### Dataset records
──────────
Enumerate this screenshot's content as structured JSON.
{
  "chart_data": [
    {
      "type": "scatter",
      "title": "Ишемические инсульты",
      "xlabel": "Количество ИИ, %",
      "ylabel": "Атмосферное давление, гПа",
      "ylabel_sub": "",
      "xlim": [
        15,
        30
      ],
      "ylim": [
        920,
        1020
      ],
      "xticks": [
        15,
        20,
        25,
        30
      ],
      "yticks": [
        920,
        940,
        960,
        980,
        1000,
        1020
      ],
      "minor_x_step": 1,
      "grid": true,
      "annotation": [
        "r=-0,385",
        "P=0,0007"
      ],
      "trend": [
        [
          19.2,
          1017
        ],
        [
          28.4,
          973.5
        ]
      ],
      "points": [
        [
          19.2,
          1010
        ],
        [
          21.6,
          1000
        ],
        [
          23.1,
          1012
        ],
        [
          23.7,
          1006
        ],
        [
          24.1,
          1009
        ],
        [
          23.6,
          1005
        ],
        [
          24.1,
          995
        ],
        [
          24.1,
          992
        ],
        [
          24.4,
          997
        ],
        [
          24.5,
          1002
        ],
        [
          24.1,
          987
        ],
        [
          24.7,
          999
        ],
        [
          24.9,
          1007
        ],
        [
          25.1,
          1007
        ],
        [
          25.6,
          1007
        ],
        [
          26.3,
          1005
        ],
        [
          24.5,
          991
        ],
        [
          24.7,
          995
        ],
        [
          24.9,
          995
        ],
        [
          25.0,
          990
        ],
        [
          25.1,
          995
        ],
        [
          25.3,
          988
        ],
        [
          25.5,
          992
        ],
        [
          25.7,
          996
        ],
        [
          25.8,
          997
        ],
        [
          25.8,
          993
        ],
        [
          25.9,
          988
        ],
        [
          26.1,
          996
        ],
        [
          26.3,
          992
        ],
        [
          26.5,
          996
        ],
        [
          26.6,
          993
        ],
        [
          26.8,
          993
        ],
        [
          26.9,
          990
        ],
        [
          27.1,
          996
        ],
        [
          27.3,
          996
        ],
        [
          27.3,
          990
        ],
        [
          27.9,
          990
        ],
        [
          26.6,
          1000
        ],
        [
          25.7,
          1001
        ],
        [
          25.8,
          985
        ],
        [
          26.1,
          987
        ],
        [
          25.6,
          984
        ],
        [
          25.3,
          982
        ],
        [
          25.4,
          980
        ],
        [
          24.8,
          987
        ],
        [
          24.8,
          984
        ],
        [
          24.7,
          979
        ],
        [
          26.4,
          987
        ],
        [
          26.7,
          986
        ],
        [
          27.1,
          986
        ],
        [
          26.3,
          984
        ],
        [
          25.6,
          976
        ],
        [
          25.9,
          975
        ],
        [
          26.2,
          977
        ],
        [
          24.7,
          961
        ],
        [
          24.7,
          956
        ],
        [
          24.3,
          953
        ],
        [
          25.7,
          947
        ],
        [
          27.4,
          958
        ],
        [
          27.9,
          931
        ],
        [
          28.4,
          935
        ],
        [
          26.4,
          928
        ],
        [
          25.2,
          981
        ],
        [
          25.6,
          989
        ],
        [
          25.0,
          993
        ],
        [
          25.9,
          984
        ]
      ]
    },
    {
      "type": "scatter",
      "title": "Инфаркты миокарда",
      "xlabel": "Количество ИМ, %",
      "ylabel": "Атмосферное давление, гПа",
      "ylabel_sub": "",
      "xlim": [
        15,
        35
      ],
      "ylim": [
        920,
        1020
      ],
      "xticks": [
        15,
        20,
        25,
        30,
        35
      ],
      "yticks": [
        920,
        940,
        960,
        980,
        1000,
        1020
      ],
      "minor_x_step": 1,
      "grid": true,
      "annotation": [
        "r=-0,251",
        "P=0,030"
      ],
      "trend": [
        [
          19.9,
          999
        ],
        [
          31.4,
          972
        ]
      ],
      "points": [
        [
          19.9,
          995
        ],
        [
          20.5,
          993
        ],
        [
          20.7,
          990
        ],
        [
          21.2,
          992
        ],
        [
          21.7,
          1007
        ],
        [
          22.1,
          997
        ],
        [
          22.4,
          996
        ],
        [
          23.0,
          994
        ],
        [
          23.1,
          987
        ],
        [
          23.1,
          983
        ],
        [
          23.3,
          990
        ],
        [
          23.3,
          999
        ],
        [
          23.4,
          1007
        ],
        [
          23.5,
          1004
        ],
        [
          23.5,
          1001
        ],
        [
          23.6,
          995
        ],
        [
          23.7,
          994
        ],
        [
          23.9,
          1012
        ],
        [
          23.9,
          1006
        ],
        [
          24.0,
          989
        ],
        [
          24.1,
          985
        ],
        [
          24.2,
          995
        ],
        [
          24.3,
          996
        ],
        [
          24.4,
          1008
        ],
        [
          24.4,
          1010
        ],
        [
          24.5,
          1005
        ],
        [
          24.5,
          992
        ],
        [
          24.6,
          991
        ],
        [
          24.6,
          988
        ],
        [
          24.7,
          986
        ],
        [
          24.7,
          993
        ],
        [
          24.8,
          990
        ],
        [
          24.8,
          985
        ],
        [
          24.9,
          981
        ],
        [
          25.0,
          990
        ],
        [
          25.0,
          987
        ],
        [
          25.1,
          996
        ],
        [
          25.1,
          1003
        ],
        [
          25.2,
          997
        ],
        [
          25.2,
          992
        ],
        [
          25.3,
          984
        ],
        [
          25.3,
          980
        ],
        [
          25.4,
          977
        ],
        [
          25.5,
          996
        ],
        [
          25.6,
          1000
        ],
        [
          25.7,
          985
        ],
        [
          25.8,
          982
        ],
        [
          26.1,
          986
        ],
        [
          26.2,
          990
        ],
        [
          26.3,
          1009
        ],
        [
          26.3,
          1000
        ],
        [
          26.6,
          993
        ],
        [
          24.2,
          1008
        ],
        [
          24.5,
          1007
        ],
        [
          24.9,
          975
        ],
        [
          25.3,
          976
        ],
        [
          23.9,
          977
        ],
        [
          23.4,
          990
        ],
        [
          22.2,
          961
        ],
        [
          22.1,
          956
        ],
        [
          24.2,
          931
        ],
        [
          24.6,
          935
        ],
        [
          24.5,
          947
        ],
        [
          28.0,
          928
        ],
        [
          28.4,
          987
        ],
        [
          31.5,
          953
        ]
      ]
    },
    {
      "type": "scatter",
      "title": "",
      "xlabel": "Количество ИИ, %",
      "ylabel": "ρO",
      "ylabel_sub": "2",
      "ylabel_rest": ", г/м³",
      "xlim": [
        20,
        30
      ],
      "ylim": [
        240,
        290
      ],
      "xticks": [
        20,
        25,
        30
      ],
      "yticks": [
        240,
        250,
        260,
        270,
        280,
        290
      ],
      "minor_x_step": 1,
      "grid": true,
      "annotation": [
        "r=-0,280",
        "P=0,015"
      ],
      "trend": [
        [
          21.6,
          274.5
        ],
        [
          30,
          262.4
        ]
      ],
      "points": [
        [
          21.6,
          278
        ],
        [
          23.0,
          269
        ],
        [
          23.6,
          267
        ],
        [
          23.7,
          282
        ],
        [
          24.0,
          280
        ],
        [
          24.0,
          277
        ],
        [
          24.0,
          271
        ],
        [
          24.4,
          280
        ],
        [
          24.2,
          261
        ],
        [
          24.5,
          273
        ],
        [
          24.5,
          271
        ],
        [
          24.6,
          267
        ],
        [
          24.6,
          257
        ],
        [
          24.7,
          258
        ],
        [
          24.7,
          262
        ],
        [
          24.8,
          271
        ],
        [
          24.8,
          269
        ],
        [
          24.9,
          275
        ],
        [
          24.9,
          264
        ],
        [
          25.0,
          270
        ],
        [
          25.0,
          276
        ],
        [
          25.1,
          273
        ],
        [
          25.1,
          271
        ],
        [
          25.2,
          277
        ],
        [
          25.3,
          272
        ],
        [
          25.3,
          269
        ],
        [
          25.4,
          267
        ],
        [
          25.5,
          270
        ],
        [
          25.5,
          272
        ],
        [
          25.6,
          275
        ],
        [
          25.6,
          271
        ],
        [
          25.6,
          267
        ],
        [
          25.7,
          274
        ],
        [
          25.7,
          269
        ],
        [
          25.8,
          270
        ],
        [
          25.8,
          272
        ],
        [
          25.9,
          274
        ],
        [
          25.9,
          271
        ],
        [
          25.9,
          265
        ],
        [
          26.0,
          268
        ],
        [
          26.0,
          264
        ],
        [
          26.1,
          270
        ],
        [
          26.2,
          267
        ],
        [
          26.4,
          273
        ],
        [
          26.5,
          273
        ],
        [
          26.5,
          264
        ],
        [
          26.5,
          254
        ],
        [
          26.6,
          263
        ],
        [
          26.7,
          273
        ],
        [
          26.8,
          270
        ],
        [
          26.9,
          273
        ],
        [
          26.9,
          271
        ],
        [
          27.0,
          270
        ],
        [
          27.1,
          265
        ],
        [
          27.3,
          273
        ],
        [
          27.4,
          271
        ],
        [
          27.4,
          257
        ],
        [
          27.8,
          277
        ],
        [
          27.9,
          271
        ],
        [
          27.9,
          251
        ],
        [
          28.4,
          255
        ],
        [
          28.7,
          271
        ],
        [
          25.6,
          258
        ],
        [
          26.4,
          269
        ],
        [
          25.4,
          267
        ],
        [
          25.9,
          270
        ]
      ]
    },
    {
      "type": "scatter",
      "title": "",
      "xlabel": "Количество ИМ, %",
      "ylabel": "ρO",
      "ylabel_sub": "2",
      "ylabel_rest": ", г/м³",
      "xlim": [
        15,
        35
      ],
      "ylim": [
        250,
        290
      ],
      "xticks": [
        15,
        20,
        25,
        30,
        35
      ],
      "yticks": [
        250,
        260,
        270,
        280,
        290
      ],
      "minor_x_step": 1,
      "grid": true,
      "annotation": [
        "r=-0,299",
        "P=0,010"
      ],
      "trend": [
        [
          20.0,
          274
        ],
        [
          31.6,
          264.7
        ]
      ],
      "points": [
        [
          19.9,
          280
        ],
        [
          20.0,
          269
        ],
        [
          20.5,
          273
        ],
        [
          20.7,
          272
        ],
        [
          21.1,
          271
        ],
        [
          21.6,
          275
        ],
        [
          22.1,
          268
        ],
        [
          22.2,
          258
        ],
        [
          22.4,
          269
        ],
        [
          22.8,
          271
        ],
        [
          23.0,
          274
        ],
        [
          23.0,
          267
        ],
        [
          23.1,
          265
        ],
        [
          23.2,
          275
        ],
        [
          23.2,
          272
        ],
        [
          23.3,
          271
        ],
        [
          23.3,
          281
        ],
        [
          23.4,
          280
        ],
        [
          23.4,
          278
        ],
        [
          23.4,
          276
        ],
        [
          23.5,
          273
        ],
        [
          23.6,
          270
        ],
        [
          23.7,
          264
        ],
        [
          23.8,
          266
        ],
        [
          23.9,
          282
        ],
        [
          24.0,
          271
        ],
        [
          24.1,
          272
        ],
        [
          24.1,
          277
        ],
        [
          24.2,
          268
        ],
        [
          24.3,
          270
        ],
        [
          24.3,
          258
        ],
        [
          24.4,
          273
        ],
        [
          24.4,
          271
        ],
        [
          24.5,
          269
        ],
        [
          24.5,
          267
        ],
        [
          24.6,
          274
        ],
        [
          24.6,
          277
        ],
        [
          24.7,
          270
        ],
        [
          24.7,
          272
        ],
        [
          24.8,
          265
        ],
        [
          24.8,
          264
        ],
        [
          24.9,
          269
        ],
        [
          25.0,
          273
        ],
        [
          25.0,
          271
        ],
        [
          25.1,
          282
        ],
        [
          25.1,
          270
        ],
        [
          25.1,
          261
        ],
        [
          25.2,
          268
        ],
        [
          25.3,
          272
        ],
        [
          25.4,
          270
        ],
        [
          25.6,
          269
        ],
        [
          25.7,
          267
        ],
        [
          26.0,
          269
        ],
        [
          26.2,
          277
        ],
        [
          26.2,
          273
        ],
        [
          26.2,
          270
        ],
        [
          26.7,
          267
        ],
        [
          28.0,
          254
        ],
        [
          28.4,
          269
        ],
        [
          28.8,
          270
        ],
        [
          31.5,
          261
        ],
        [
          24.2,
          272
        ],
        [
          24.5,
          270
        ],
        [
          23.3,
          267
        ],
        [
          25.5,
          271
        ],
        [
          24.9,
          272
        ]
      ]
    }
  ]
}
──────────
### To be done
Locate the lines above that hold the word "title". Show every one of them.

### Exercise output
      "title": "Ишемические инсульты",
      "title": "Инфаркты миокарда",
      "title": "",
      "title": "",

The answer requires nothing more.